Records from a data collection

+--

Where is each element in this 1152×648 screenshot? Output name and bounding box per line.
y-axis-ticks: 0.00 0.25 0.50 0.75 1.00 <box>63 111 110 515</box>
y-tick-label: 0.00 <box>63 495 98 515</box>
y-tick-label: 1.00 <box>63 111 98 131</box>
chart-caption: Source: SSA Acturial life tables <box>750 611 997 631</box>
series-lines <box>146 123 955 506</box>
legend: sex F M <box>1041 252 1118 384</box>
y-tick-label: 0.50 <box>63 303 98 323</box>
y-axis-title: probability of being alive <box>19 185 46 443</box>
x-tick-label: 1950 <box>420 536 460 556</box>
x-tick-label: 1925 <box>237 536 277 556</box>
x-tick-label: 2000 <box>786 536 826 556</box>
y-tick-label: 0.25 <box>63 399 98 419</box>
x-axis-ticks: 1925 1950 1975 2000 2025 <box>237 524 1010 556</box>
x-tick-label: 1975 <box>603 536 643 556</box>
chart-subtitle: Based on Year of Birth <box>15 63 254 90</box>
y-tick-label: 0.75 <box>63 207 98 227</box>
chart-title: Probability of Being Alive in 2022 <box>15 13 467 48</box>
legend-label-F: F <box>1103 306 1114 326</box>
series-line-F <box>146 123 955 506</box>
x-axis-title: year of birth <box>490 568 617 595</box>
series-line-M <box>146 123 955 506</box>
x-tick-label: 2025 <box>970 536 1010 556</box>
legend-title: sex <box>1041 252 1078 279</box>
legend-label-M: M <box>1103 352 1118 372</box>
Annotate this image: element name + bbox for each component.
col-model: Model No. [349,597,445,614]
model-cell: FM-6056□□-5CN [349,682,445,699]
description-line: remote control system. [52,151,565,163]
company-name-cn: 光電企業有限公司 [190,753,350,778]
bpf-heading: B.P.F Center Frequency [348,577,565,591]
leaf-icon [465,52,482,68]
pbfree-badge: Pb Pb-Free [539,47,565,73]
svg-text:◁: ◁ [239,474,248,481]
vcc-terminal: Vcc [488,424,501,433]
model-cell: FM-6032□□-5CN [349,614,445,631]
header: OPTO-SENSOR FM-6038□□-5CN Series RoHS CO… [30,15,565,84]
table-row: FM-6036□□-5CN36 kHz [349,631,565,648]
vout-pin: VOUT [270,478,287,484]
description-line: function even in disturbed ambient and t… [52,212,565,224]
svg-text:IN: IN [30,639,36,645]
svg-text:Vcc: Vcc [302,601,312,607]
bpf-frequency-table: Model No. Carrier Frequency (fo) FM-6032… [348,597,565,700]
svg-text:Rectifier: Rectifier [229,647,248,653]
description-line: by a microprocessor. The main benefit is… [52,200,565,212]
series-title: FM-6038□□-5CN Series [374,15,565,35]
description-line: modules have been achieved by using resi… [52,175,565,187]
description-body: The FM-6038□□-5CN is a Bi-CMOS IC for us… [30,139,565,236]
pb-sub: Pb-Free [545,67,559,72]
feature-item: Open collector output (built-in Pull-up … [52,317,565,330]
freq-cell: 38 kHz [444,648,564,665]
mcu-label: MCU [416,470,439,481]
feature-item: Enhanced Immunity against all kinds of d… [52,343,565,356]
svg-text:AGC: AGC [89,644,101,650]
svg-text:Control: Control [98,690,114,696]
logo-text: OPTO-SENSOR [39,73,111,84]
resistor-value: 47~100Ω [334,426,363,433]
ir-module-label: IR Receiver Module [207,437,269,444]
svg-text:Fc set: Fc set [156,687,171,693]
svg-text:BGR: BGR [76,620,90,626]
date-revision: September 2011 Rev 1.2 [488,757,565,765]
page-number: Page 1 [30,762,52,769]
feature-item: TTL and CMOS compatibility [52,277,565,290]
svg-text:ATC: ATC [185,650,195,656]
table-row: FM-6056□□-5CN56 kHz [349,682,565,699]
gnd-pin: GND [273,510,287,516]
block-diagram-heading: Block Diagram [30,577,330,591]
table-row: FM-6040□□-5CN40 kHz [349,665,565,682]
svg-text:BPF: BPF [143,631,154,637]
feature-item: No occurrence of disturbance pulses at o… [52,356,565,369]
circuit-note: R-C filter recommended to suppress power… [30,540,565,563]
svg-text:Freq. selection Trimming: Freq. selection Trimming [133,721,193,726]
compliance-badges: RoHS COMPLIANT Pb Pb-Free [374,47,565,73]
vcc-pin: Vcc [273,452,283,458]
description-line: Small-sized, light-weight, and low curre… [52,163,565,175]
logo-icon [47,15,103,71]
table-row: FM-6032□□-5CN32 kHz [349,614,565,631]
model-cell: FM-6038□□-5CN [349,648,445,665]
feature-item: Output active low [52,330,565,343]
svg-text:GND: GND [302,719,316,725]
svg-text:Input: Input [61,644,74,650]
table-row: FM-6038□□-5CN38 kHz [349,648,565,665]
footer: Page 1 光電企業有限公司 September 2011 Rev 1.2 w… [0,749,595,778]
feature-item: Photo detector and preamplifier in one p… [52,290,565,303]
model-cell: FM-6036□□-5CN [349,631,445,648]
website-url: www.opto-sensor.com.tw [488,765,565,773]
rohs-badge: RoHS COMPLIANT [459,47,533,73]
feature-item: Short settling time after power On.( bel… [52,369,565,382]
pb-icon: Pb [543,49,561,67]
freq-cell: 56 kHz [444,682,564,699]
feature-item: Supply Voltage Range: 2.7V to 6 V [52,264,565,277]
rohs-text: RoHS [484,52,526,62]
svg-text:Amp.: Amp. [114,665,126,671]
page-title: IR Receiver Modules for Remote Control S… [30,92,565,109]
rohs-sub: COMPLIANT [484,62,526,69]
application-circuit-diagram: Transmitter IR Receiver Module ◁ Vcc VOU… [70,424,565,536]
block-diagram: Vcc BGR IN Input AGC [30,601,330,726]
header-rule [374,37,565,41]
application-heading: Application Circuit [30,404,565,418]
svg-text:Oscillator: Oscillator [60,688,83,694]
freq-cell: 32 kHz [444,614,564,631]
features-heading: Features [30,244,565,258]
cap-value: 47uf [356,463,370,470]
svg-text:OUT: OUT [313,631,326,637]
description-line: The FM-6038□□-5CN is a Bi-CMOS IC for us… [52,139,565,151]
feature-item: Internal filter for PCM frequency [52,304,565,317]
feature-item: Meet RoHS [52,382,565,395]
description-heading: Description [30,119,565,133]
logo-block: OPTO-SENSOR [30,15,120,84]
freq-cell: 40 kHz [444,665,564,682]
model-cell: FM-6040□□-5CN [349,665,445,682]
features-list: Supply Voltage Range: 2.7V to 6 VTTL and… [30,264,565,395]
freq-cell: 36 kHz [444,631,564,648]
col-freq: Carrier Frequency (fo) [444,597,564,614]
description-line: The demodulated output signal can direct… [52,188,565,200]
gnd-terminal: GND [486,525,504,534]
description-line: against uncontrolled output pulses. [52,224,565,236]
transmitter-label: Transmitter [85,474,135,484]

+--

§ Task goal
Please repeat the data word for word, everything from its first line down to and including the line that contains "legend: sex F M <box>1041 252 1118 384</box>".

§ Output of the exercise
Where is each element in this 1152×648 screenshot? Output name and bounding box per line.
y-axis-ticks: 0.00 0.25 0.50 0.75 1.00 <box>63 111 110 515</box>
y-tick-label: 0.00 <box>63 495 98 515</box>
y-tick-label: 1.00 <box>63 111 98 131</box>
chart-caption: Source: SSA Acturial life tables <box>750 611 997 631</box>
series-lines <box>146 123 955 506</box>
legend: sex F M <box>1041 252 1118 384</box>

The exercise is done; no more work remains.